What is expected: Copy out the entries below in full and exactly.
-- Start Given data --
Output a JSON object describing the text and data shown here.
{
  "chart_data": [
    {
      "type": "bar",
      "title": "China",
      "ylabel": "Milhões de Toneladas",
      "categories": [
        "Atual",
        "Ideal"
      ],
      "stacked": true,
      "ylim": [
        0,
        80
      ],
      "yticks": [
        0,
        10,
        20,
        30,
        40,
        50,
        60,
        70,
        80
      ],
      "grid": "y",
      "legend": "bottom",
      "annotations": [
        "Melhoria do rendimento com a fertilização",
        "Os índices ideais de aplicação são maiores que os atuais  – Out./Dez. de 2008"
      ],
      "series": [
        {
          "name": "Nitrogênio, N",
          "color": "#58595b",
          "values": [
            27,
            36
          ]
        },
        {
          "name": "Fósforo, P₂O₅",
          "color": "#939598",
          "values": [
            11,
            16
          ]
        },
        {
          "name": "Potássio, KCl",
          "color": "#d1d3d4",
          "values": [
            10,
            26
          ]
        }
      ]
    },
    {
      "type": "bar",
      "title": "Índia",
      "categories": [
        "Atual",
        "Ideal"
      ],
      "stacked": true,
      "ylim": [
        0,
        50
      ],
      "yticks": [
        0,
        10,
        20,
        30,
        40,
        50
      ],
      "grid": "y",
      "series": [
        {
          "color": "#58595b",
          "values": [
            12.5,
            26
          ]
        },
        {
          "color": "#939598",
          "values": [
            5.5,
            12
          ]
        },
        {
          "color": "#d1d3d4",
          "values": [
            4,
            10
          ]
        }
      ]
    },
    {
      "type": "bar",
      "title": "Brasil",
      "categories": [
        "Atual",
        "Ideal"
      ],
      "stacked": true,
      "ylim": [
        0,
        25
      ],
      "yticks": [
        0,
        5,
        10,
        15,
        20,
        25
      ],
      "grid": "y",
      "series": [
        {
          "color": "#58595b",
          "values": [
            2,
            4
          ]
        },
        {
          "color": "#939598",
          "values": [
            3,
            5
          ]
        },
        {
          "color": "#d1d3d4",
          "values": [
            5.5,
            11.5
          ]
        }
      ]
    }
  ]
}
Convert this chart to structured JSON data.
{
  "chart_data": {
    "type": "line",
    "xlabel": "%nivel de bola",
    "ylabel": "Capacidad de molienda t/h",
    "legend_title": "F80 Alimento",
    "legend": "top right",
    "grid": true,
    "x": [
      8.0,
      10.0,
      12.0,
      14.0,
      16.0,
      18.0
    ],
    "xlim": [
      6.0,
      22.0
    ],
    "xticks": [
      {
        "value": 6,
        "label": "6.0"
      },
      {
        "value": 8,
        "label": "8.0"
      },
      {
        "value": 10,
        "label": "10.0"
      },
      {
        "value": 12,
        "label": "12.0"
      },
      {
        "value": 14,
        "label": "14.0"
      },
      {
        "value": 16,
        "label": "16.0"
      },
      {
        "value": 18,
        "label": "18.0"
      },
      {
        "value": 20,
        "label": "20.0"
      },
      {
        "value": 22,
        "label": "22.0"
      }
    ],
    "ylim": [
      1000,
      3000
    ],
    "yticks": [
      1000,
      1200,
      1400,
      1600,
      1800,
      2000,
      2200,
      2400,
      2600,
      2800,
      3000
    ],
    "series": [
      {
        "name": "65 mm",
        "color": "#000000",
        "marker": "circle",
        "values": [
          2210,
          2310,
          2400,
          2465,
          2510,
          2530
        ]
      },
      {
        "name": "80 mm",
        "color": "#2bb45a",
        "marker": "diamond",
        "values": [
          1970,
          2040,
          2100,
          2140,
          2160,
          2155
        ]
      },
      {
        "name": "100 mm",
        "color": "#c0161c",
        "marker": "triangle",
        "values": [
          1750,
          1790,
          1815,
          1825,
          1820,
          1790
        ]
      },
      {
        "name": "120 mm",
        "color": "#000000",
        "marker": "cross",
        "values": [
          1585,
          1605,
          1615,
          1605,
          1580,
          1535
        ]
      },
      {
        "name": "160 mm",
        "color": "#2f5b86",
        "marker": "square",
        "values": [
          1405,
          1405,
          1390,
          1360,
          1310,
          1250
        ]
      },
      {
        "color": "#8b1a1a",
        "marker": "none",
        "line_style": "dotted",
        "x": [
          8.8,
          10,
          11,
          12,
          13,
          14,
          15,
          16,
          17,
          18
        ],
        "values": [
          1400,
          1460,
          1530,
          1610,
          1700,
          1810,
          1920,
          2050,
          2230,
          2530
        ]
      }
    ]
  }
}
-- End Given data --
Response below:
Output a JSON object describing the text and data shown here.
{
  "chart_data": [
    {
      "type": "bar",
      "title": "China",
      "ylabel": "Milhões de Toneladas",
      "categories": [
        "Atual",
        "Ideal"
      ],
      "stacked": true,
      "ylim": [
        0,
        80
      ],
      "yticks": [
        0,
        10,
        20,
        30,
        40,
        50,
        60,
        70,
        80
      ],
      "grid": "y",
      "legend": "bottom",
      "annotations": [
        "Melhoria do rendimento com a fertilização",
        "Os índices ideais de aplicação são maiores que os atuais  – Out./Dez. de 2008"
      ],
      "series": [
        {
          "name": "Nitrogênio, N",
          "color": "#58595b",
          "values": [
            27,
            36
          ]
        },
        {
          "name": "Fósforo, P₂O₅",
          "color": "#939598",
          "values": [
            11,
            16
          ]
        },
        {
          "name": "Potássio, KCl",
          "color": "#d1d3d4",
          "values": [
            10,
            26
          ]
        }
      ]
    },
    {
      "type": "bar",
      "title": "Índia",
      "categories": [
        "Atual",
        "Ideal"
      ],
      "stacked": true,
      "ylim": [
        0,
        50
      ],
      "yticks": [
        0,
        10,
        20,
        30,
        40,
        50
      ],
      "grid": "y",
      "series": [
        {
          "color": "#58595b",
          "values": [
            12.5,
            26
          ]
        },
        {
          "color": "#939598",
          "values": [
            5.5,
            12
          ]
        },
        {
          "color": "#d1d3d4",
          "values": [
            4,
            10
          ]
        }
      ]
    },
    {
      "type": "bar",
      "title": "Brasil",
      "categories": [
        "Atual",
        "Ideal"
      ],
      "stacked": true,
      "ylim": [
        0,
        25
      ],
      "yticks": [
        0,
        5,
        10,
        15,
        20,
        25
      ],
      "grid": "y",
      "series": [
        {
          "color": "#58595b",
          "values": [
            2,
            4
          ]
        },
        {
          "color": "#939598",
          "values": [
            3,
            5
          ]
        },
        {
          "color": "#d1d3d4",
          "values": [
            5.5,
            11.5
          ]
        }
      ]
    }
  ]
}
Convert this chart to structured JSON data.
{
  "chart_data": {
    "type": "line",
    "xlabel": "%nivel de bola",
    "ylabel": "Capacidad de molienda t/h",
    "legend_title": "F80 Alimento",
    "legend": "top right",
    "grid": true,
    "x": [
      8.0,
      10.0,
      12.0,
      14.0,
      16.0,
      18.0
    ],
    "xlim": [
      6.0,
      22.0
    ],
    "xticks": [
      {
        "value": 6,
        "label": "6.0"
      },
      {
        "value": 8,
        "label": "8.0"
      },
      {
        "value": 10,
        "label": "10.0"
      },
      {
        "value": 12,
        "label": "12.0"
      },
      {
        "value": 14,
        "label": "14.0"
      },
      {
        "value": 16,
        "label": "16.0"
      },
      {
        "value": 18,
        "label": "18.0"
      },
      {
        "value": 20,
        "label": "20.0"
      },
      {
        "value": 22,
        "label": "22.0"
      }
    ],
    "ylim": [
      1000,
      3000
    ],
    "yticks": [
      1000,
      1200,
      1400,
      1600,
      1800,
      2000,
      2200,
      2400,
      2600,
      2800,
      3000
    ],
    "series": [
      {
        "name": "65 mm",
        "color": "#000000",
        "marker": "circle",
        "values": [
          2210,
          2310,
          2400,
          2465,
          2510,
          2530
        ]
      },
      {
        "name": "80 mm",
        "color": "#2bb45a",
        "marker": "diamond",
        "values": [
          1970,
          2040,
          2100,
          2140,
          2160,
          2155
        ]
      },
      {
        "name": "100 mm",
        "color": "#c0161c",
        "marker": "triangle",
        "values": [
          1750,
          1790,
          1815,
          1825,
          1820,
          1790
        ]
      },
      {
        "name": "120 mm",
        "color": "#000000",
        "marker": "cross",
        "values": [
          1585,
          1605,
          1615,
          1605,
          1580,
          1535
        ]
      },
      {
        "name": "160 mm",
        "color": "#2f5b86",
        "marker": "square",
        "values": [
          1405,
          1405,
          1390,
          1360,
          1310,
          1250
        ]
      },
      {
        "color": "#8b1a1a",
        "marker": "none",
        "line_style": "dotted",
        "x": [
          8.8,
          10,
          11,
          12,
          13,
          14,
          15,
          16,
          17,
          18
        ],
        "values": [
          1400,
          1460,
          1530,
          1610,
          1700,
          1810,
          1920,
          2050,
          2230,
          2530
        ]
      }
    ]
  }
}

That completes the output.